*Entries*.
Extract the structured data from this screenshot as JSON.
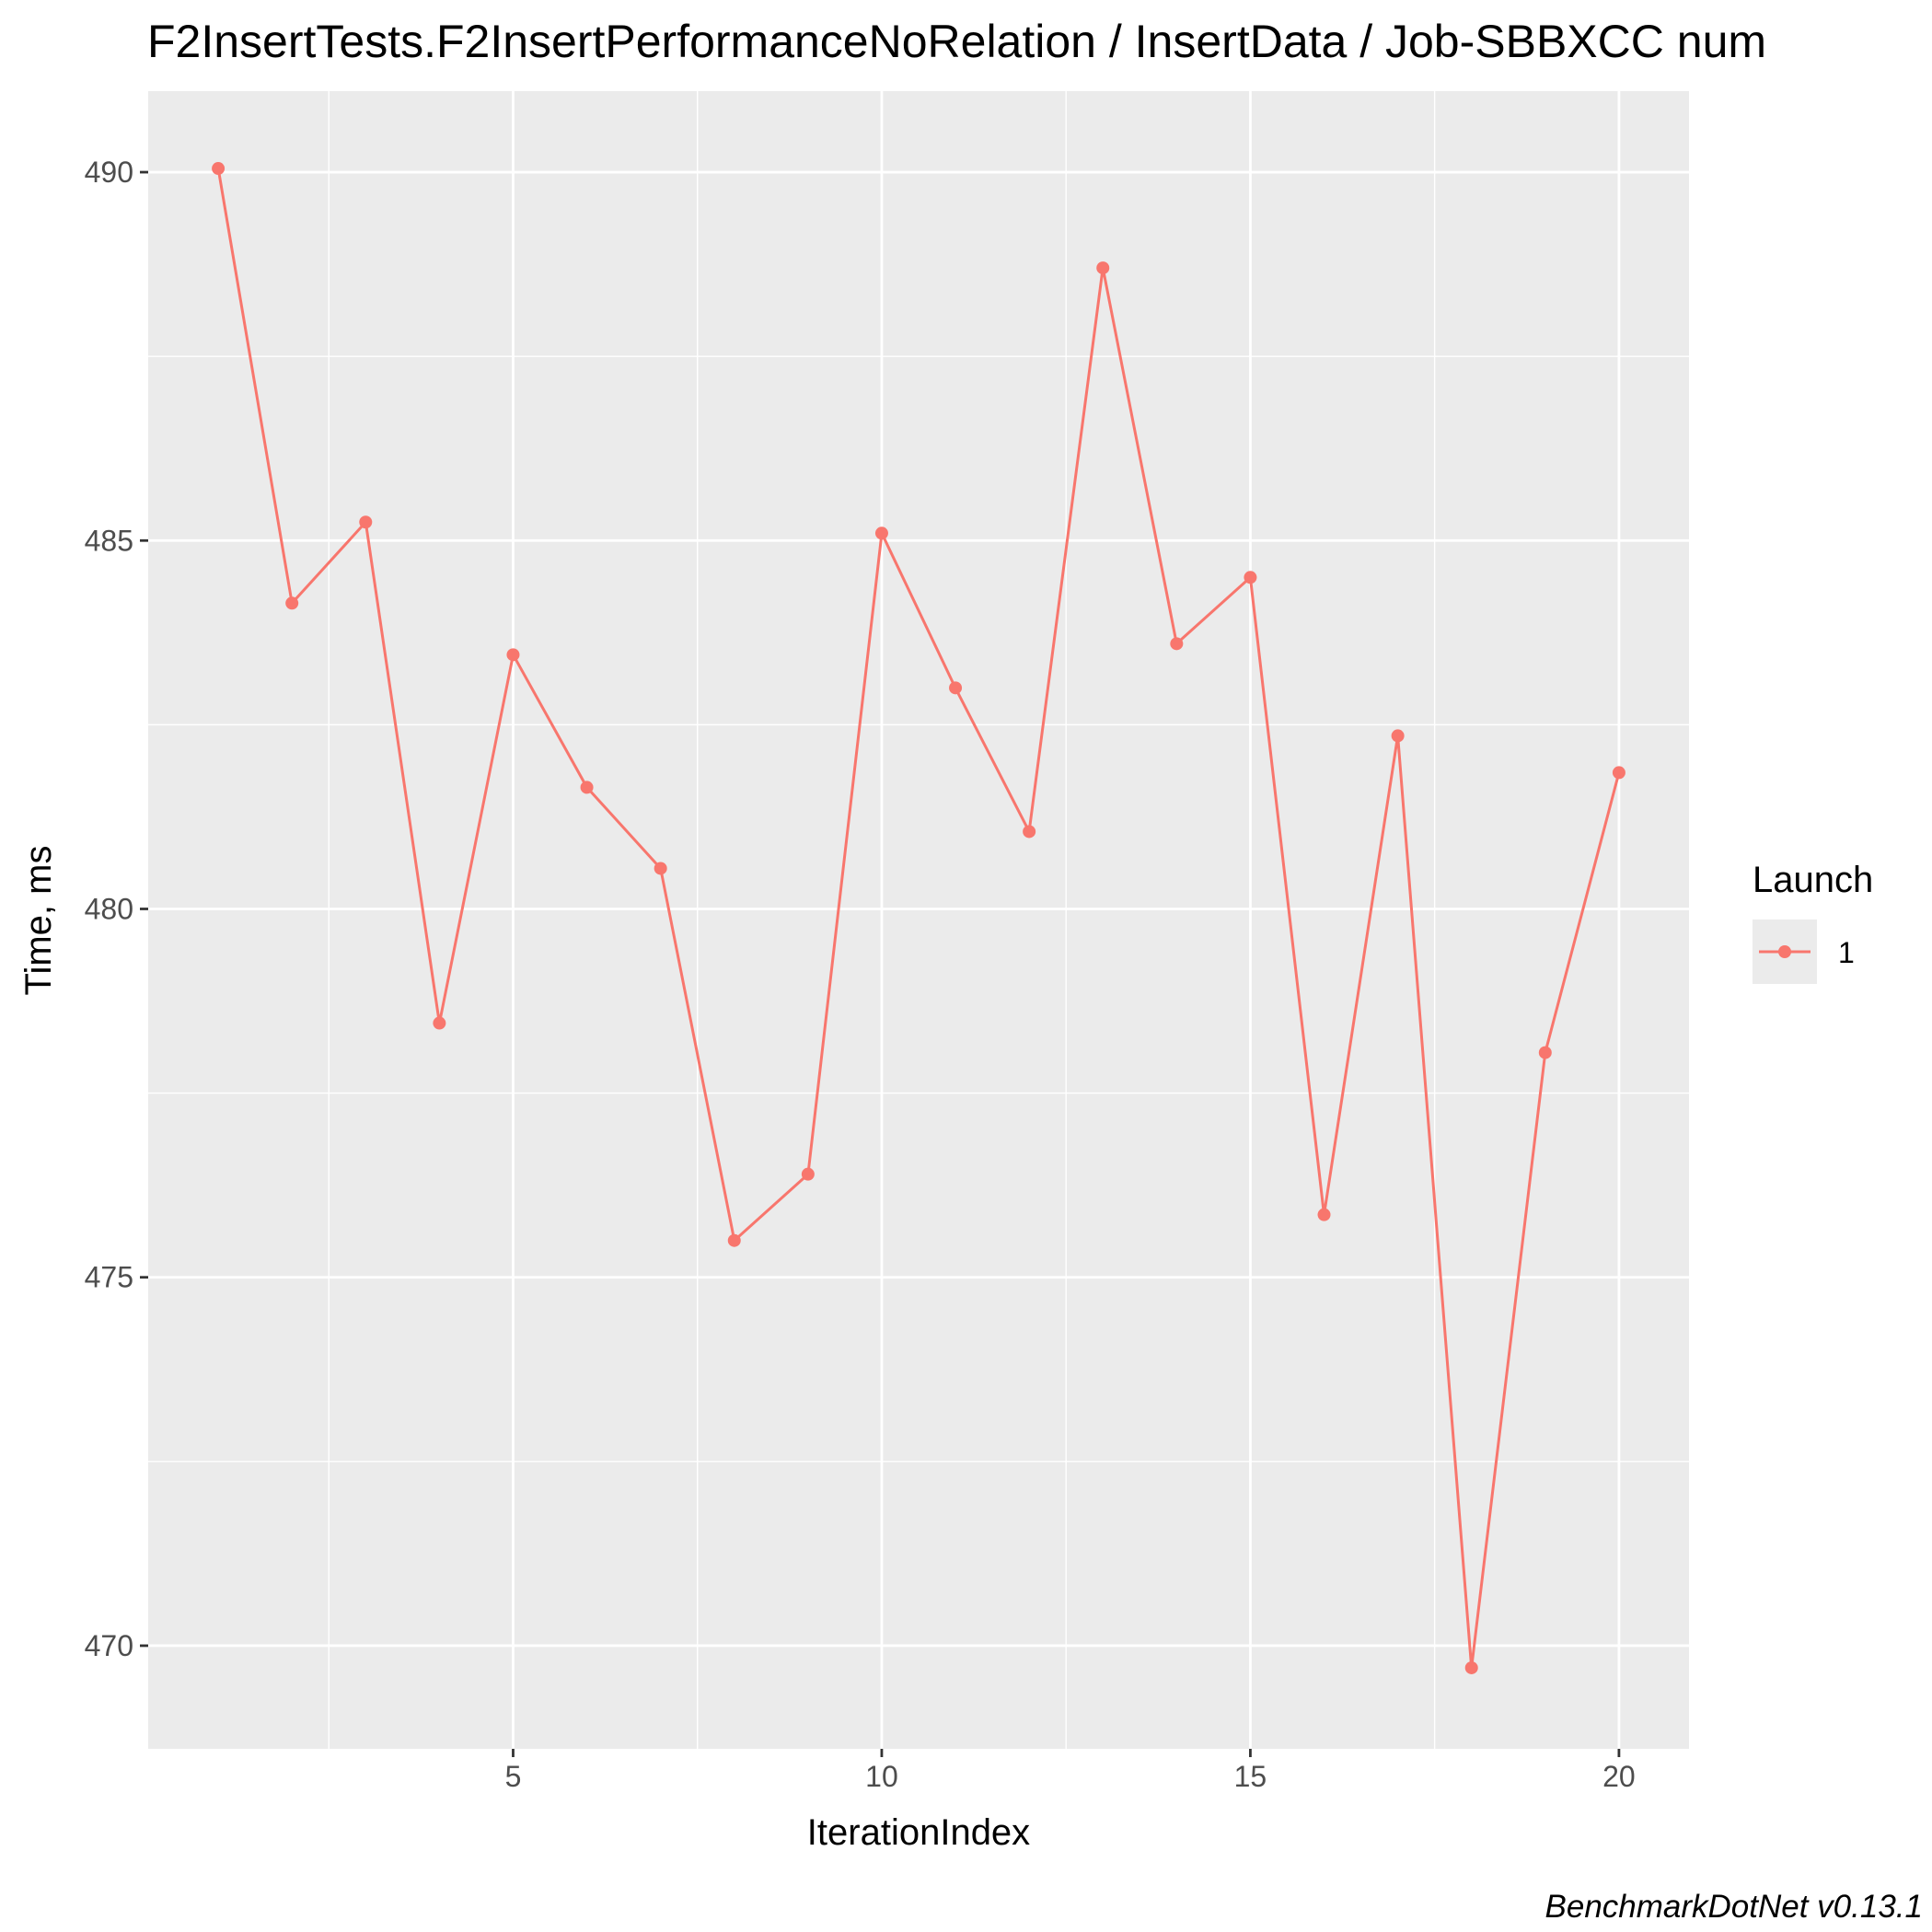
{
  "chart_data": {
    "type": "line",
    "title": "F2InsertTests.F2InsertPerformanceNoRelation / InsertData / Job-SBBXCC num",
    "xlabel": "IterationIndex",
    "ylabel": "Time, ms",
    "caption": "BenchmarkDotNet v0.13.1",
    "xlim": [
      0.05,
      20.95
    ],
    "ylim": [
      468.6,
      491.1
    ],
    "x_ticks": [
      5,
      10,
      15,
      20
    ],
    "y_ticks": [
      470,
      475,
      480,
      485,
      490
    ],
    "grid": true,
    "legend": {
      "title": "Launch",
      "position": "right"
    },
    "series": [
      {
        "name": "1",
        "color": "#F8766D",
        "x": [
          1,
          2,
          3,
          4,
          5,
          6,
          7,
          8,
          9,
          10,
          11,
          12,
          13,
          14,
          15,
          16,
          17,
          18,
          19,
          20
        ],
        "values": [
          490.05,
          484.15,
          485.25,
          478.45,
          483.45,
          481.65,
          480.55,
          475.5,
          476.4,
          485.1,
          483.0,
          481.05,
          488.7,
          483.6,
          484.5,
          475.85,
          482.35,
          469.7,
          478.05,
          481.85
        ]
      }
    ]
  }
}
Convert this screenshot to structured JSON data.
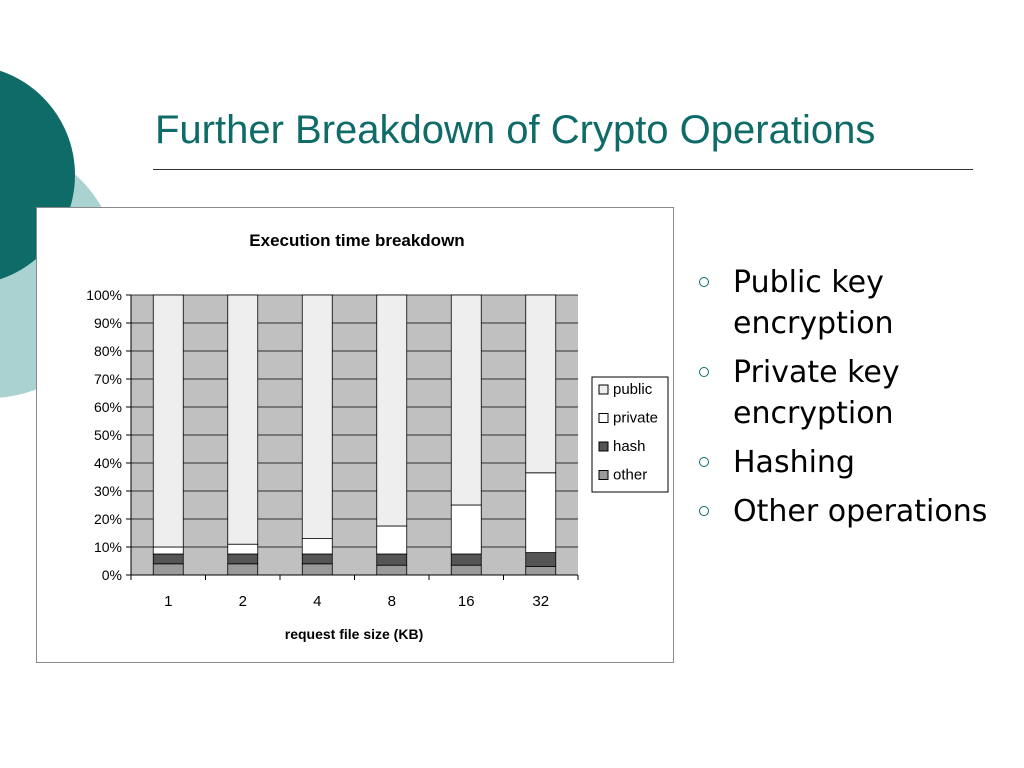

*Exercise details*.
Using the records above, copy every line that has the word "JSON" in it.

*Answer to the problem*.
Extract the structured data from this screenshot as JSON.
Convert this screenshot to structured JSON data.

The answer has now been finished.